*The task:* Express the part of the entries that opens with the line containing "catatan-line: AUDIO 4 Latihan Pernafasan (672, 354, 713, 383)" and closes with the line containing "penggal-cell: 1 (44, 780, 99, 894)" as a Markdown table. Use the columns Row and Line, number each line, and leave out blank lines.

[Start Working data]

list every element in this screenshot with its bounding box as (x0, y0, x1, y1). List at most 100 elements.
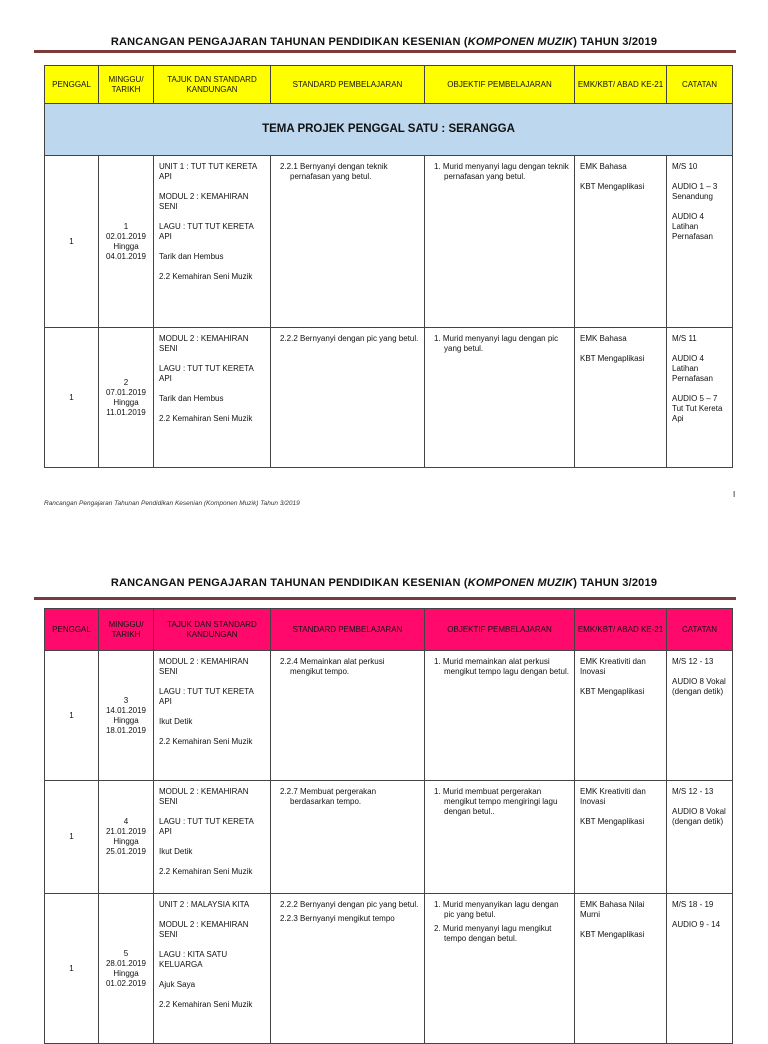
catatan-line: AUDIO 4 Latihan Pernafasan (672, 354, 713, 383)
header-penggal: PENGGAL (44, 65, 99, 104)
tajuk-line: Tarik dan Hembus (159, 252, 224, 261)
emk-line: KBT Mengaplikasi (580, 182, 645, 191)
standard-line: 2.2.4 Memainkan alat perkusi mengikut te… (280, 657, 385, 676)
catatan-line: AUDIO 9 - 14 (672, 920, 721, 929)
catatan-line: M/S 10 (672, 162, 698, 171)
objektif-cell: 1. Murid menyanyikan lagu dengan pic yan… (424, 893, 575, 1044)
emk-line: EMK Kreativiti dan Inovasi (580, 657, 646, 676)
minggu-line: 28.01.2019 (105, 958, 147, 968)
header-minggu: MINGGU/ TARIKH (98, 65, 154, 104)
minggu-line: Hingga (113, 241, 139, 251)
tajuk-line: MODUL 2 : KEMAHIRAN SENI (159, 192, 249, 211)
plan-table-page2: PENGGAL MINGGU/ TARIKH TAJUK DAN STANDARD … (44, 608, 733, 1044)
standard-cell: 2.2.4 Memainkan alat perkusi mengikut te… (270, 650, 425, 781)
minggu-line: 4 (123, 817, 129, 826)
tajuk-line: MODUL 2 : KEMAHIRAN SENI (159, 657, 249, 676)
catatan-line: M/S 12 - 13 (672, 787, 714, 796)
minggu-cell: 3 14.01.2019 Hingga 18.01.2019 (98, 650, 154, 781)
emk-line: EMK Kreativiti dan Inovasi (580, 787, 646, 806)
penggal-cell: 1 (44, 780, 99, 894)
minggu-line: Hingga (113, 968, 139, 978)
header-tajuk: TAJUK DAN STANDARD KANDUNGAN (153, 65, 271, 104)
header-emk: EMK/KBT/ ABAD KE-21 (574, 608, 667, 651)
objektif-cell: 1. Murid membuat pergerakan mengikut tem… (424, 780, 575, 894)
catatan-line: AUDIO 4 Latihan Pernafasan (672, 212, 713, 241)
minggu-cell: 1 02.01.2019 Hingga 04.01.2019 (98, 155, 154, 328)
minggu-line: 3 (123, 695, 129, 705)
header-objektif: OBJEKTIF PEMBELAJARAN (424, 65, 575, 104)
catatan-line: M/S 11 (672, 334, 697, 343)
minggu-line: Hingga (113, 715, 139, 725)
table-row: 1 4 21.01.2019 Hingga 25.01.2019 MODUL 2 : … (44, 780, 733, 894)
title-rule (34, 50, 736, 53)
header-tajuk: TAJUK DAN STANDARD KANDUNGAN (153, 608, 271, 651)
catatan-line: AUDIO 1 – 3 Senandung (672, 182, 718, 201)
header-penggal: PENGGAL (44, 608, 99, 651)
objektif-cell: 1. Murid memainkan alat perkusi mengikut… (424, 650, 575, 781)
penggal-cell: 1 (44, 155, 99, 328)
theme-title: TEMA PROJEK PENGGAL SATU : SERANGGA (44, 103, 733, 156)
tajuk-line: 2.2 Kemahiran Seni Muzik (159, 867, 253, 876)
tajuk-line: 2.2 Kemahiran Seni Muzik (159, 1000, 253, 1009)
table-row: 1 5 28.01.2019 Hingga 01.02.2019 UNIT 2 : M… (44, 893, 733, 1044)
emk-line: EMK Bahasa (580, 162, 627, 171)
catatan-line: AUDIO 8 Vokal (dengan detik) (672, 677, 726, 696)
catatan-cell: M/S 10 AUDIO 1 – 3 Senandung AUDIO 4 Latih… (666, 155, 733, 328)
standard-line: 2.2.3 Bernyanyi mengikut tempo (280, 914, 395, 923)
header-objektif: OBJEKTIF PEMBELAJARAN (424, 608, 575, 651)
catatan-line: M/S 12 - 13 (672, 657, 714, 666)
standard-cell: 2.2.2 Bernyanyi dengan pic yang betul. (270, 327, 425, 468)
emk-line: KBT Mengaplikasi (580, 817, 645, 826)
minggu-line: 14.01.2019 (105, 705, 147, 715)
tajuk-line: Ikut Detik (159, 847, 193, 856)
header-standard: STANDARD PEMBELAJARAN (270, 65, 425, 104)
standard-line: 2.2.2 Bernyanyi dengan pic yang betul. (280, 334, 419, 343)
objektif-cell: 1. Murid menyanyi lagu dengan teknik per… (424, 155, 575, 328)
tajuk-cell: MODUL 2 : KEMAHIRAN SENI LAGU : TUT TUT K… (153, 650, 271, 781)
minggu-line: 11.01.2019 (106, 407, 146, 417)
penggal-cell: 1 (44, 327, 99, 468)
tajuk-line: LAGU : TUT TUT KERETA API (159, 222, 254, 241)
minggu-line: 1 (123, 221, 129, 231)
emk-line: EMK Bahasa Nilai Murni (580, 900, 645, 919)
emk-cell: EMK Bahasa KBT Mengaplikasi (574, 155, 667, 328)
catatan-cell: M/S 12 - 13 AUDIO 8 Vokal (dengan detik) (666, 650, 733, 781)
emk-cell: EMK Bahasa KBT Mengaplikasi (574, 327, 667, 468)
tajuk-line: Ikut Detik (159, 717, 193, 726)
emk-line: KBT Mengaplikasi (580, 687, 645, 696)
tajuk-line: UNIT 2 : MALAYSIA KITA (159, 900, 250, 909)
standard-cell: 2.2.1 Bernyanyi dengan teknik pernafasan… (270, 155, 425, 328)
catatan-line: M/S 18 - 19 (672, 900, 714, 909)
tajuk-line: Ajuk Saya (159, 980, 196, 989)
tajuk-line: 2.2 Kemahiran Seni Muzik (159, 737, 253, 746)
table-row: 1 3 14.01.2019 Hingga 18.01.2019 MODUL 2 : … (44, 650, 733, 781)
tajuk-line: MODUL 2 : KEMAHIRAN SENI (159, 334, 249, 353)
objektif-line: 1. Murid memainkan alat perkusi mengikut… (434, 657, 569, 676)
standard-cell: 2.2.7 Membuat pergerakan berdasarkan tem… (270, 780, 425, 894)
minggu-cell: 5 28.01.2019 Hingga 01.02.2019 (98, 893, 154, 1044)
tajuk-cell: MODUL 2 : KEMAHIRAN SENI LAGU : TUT TUT K… (153, 327, 271, 468)
catatan-cell: M/S 18 - 19 AUDIO 9 - 14 (666, 893, 733, 1044)
minggu-cell: 2 07.01.2019 Hingga 11.01.2019 (98, 327, 154, 468)
minggu-line: 04.01.2019 (105, 251, 147, 261)
tajuk-cell: UNIT 1 : TUT TUT KERETA API MODUL 2 : KEM… (153, 155, 271, 328)
table-row: 1 1 02.01.2019 Hingga 04.01.2019 UNIT 1 : T… (44, 155, 733, 328)
title-rule (34, 597, 736, 600)
standard-line: 2.2.1 Bernyanyi dengan teknik pernafasan… (280, 162, 388, 181)
objektif-line: 1. Murid menyanyi lagu dengan pic yang b… (434, 334, 559, 353)
standard-cell: 2.2.2 Bernyanyi dengan pic yang betul. 2.… (270, 893, 425, 1044)
tajuk-line: MODUL 2 : KEMAHIRAN SENI (159, 920, 249, 939)
minggu-line: Hingga (113, 397, 139, 407)
tajuk-line: 2.2 Kemahiran Seni Muzik (159, 272, 253, 281)
tajuk-line: MODUL 2 : KEMAHIRAN SENI (159, 787, 249, 806)
standard-line: 2.2.2 Bernyanyi dengan pic yang betul. (280, 900, 419, 909)
objektif-line: 2. Murid menyanyi lagu mengikut tempo de… (434, 924, 552, 943)
emk-line: KBT Mengaplikasi (580, 930, 645, 939)
objektif-line: 1. Murid menyanyikan lagu dengan pic yan… (434, 900, 559, 919)
emk-line: EMK Bahasa (580, 334, 627, 343)
minggu-line: 21.01.2019 (105, 827, 147, 836)
minggu-line: Hingga (113, 837, 139, 846)
tajuk-line: 2.2 Kemahiran Seni Muzik (159, 414, 253, 423)
theme-row: TEMA PROJEK PENGGAL SATU : SERANGGA (44, 103, 733, 156)
objektif-cell: 1. Murid menyanyi lagu dengan pic yang b… (424, 327, 575, 468)
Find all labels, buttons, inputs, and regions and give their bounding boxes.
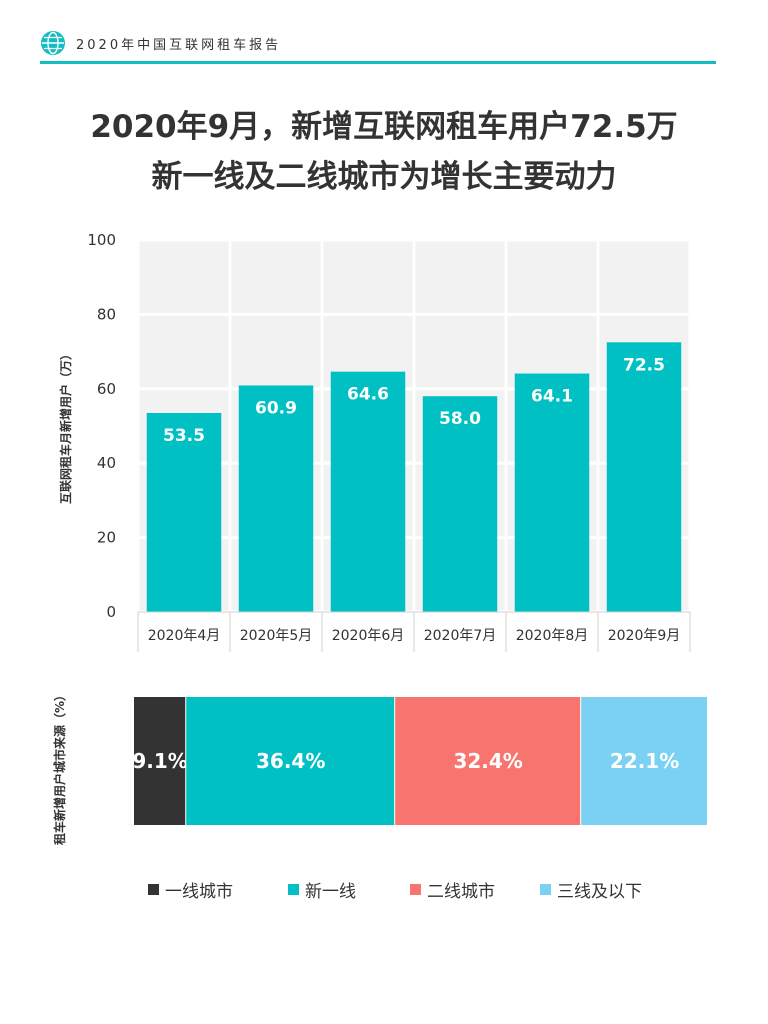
chart-canvas: 0 20 40 60 80 100 53.5 2020年4月 60.9 2020年5月 64.6 20… bbox=[52, 231, 709, 845]
page-title-line-1: 2020年9月，新增互联网租车用户72.5万 bbox=[90, 109, 678, 145]
bar bbox=[330, 371, 406, 612]
x-tick-label: 2020年9月 bbox=[608, 628, 681, 644]
bar-value-label: 58.0 bbox=[439, 409, 481, 429]
legend-label: 一线城市 bbox=[165, 882, 233, 902]
x-tick-label: 2020年6月 bbox=[332, 628, 405, 644]
segment-value-label: 9.1% bbox=[132, 749, 187, 773]
legend-swatch bbox=[540, 884, 551, 895]
bar-value-label: 64.6 bbox=[347, 385, 389, 405]
bar bbox=[146, 412, 222, 612]
legend-label: 三线及以下 bbox=[557, 882, 642, 902]
page-title: 2020年9月，新增互联网租车用户72.5万 新一线及二线城市为增长主要动力 bbox=[0, 102, 768, 202]
new-users-bar-chart: 0 20 40 60 80 100 53.5 2020年4月 60.9 2020年5月 64.6 20… bbox=[58, 231, 692, 652]
globe-icon bbox=[41, 31, 65, 55]
bar-value-label: 72.5 bbox=[623, 355, 665, 375]
legend-swatch bbox=[288, 884, 299, 895]
stacked-segment bbox=[134, 697, 187, 825]
legend-item: 三线及以下 bbox=[540, 877, 642, 902]
segment-value-label: 32.4% bbox=[453, 749, 522, 773]
bar bbox=[422, 396, 498, 612]
stacked-segment bbox=[186, 697, 396, 825]
city-source-stacked-bar: 9.1% 36.4% 32.4% 22.1% 租车新增用户城市来源（%） bbox=[52, 689, 709, 845]
y-tick-label: 20 bbox=[97, 529, 116, 547]
x-tick-label: 2020年7月 bbox=[424, 628, 497, 644]
report-title: 2020年中国互联网租车报告 bbox=[76, 38, 282, 53]
stacked-y-axis-title: 租车新增用户城市来源（%） bbox=[52, 689, 67, 845]
bar-value-label: 64.1 bbox=[531, 387, 573, 407]
legend-swatch bbox=[410, 884, 421, 895]
legend-item: 新一线 bbox=[288, 877, 356, 902]
bar bbox=[606, 342, 682, 612]
segment-value-label: 36.4% bbox=[256, 749, 325, 773]
legend-item: 一线城市 bbox=[148, 877, 233, 902]
legend-item: 二线城市 bbox=[410, 877, 495, 902]
bar-value-label: 53.5 bbox=[163, 426, 205, 446]
x-tick-label: 2020年8月 bbox=[516, 628, 589, 644]
y-tick-label: 40 bbox=[97, 454, 116, 472]
bar bbox=[238, 385, 314, 612]
legend-swatch bbox=[148, 884, 159, 895]
legend-label: 二线城市 bbox=[427, 882, 495, 902]
y-tick-label: 0 bbox=[106, 603, 116, 621]
bar bbox=[514, 373, 590, 612]
stacked-segment bbox=[581, 697, 708, 825]
chart-legend: 一线城市 新一线 二线城市 三线及以下 bbox=[148, 877, 708, 907]
x-tick-label: 2020年4月 bbox=[148, 628, 221, 644]
report-header: 2020年中国互联网租车报告 bbox=[40, 28, 716, 64]
page-title-line-2: 新一线及二线城市为增长主要动力 bbox=[151, 159, 617, 195]
y-tick-label: 100 bbox=[87, 231, 116, 249]
segment-value-label: 22.1% bbox=[610, 749, 679, 773]
header-divider bbox=[40, 61, 716, 64]
stacked-segment bbox=[395, 697, 582, 825]
legend-label: 新一线 bbox=[305, 882, 356, 902]
y-axis-title: 互联网租车月新增用户（万） bbox=[58, 348, 73, 504]
bar-value-label: 60.9 bbox=[255, 398, 297, 418]
y-tick-label: 60 bbox=[97, 380, 116, 398]
y-tick-label: 80 bbox=[97, 305, 116, 323]
x-tick-label: 2020年5月 bbox=[240, 628, 313, 644]
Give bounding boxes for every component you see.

[End Working data]

*Solution:*
| Row | Line |
|---|---|
| 1 | catatan-line: AUDIO 4 Latihan Pernafasan (672, 354, 713, 383) |
| 2 | header-penggal: PENGGAL (44, 65, 99, 104) |
| 3 | tajuk-line: Tarik dan Hembus (159, 252, 224, 261) |
| 4 | emk-line: KBT Mengaplikasi (580, 182, 645, 191) |
| 5 | standard-line: 2.2.4 Memainkan alat perkusi mengikut te… (280, 657, 385, 676) |
| 6 | catatan-line: AUDIO 9 - 14 (672, 920, 721, 929) |
| 7 | catatan-line: M/S 10 (672, 162, 698, 171) |
| 8 | objektif-cell: 1. Murid menyanyikan lagu dengan pic yan… (424, 893, 575, 1044) |
| 9 | emk-line: EMK Kreativiti dan Inovasi (580, 657, 646, 676) |
| 10 | minggu-line: 28.01.2019 (105, 958, 147, 968) |
| 11 | header-minggu: MINGGU/ TARIKH (98, 65, 154, 104) |
| 12 | minggu-line: Hingga (113, 241, 139, 251) |
| 13 | tajuk-line: MODUL 2 : KEMAHIRAN SENI (159, 192, 249, 211) |
| 14 | plan-table-page2: PENGGAL MINGGU/ TARIKH TAJUK DAN STANDARD … (44, 608, 733, 1044) |
| 15 | standard-cell: 2.2.4 Memainkan alat perkusi mengikut te… (270, 650, 425, 781) |
| 16 | minggu-line: 4 (123, 817, 129, 826) |
| 17 | tajuk-line: MODUL 2 : KEMAHIRAN SENI (159, 657, 249, 676) |
| 18 | catatan-line: M/S 12 - 13 (672, 787, 714, 796) |
| 19 | minggu-cell: 3 14.01.2019 Hingga 18.01.2019 (98, 650, 154, 781) |
| 20 | emk-line: EMK Kreativiti dan Inovasi (580, 787, 646, 806) |
| 21 | penggal-cell: 1 (44, 780, 99, 894) |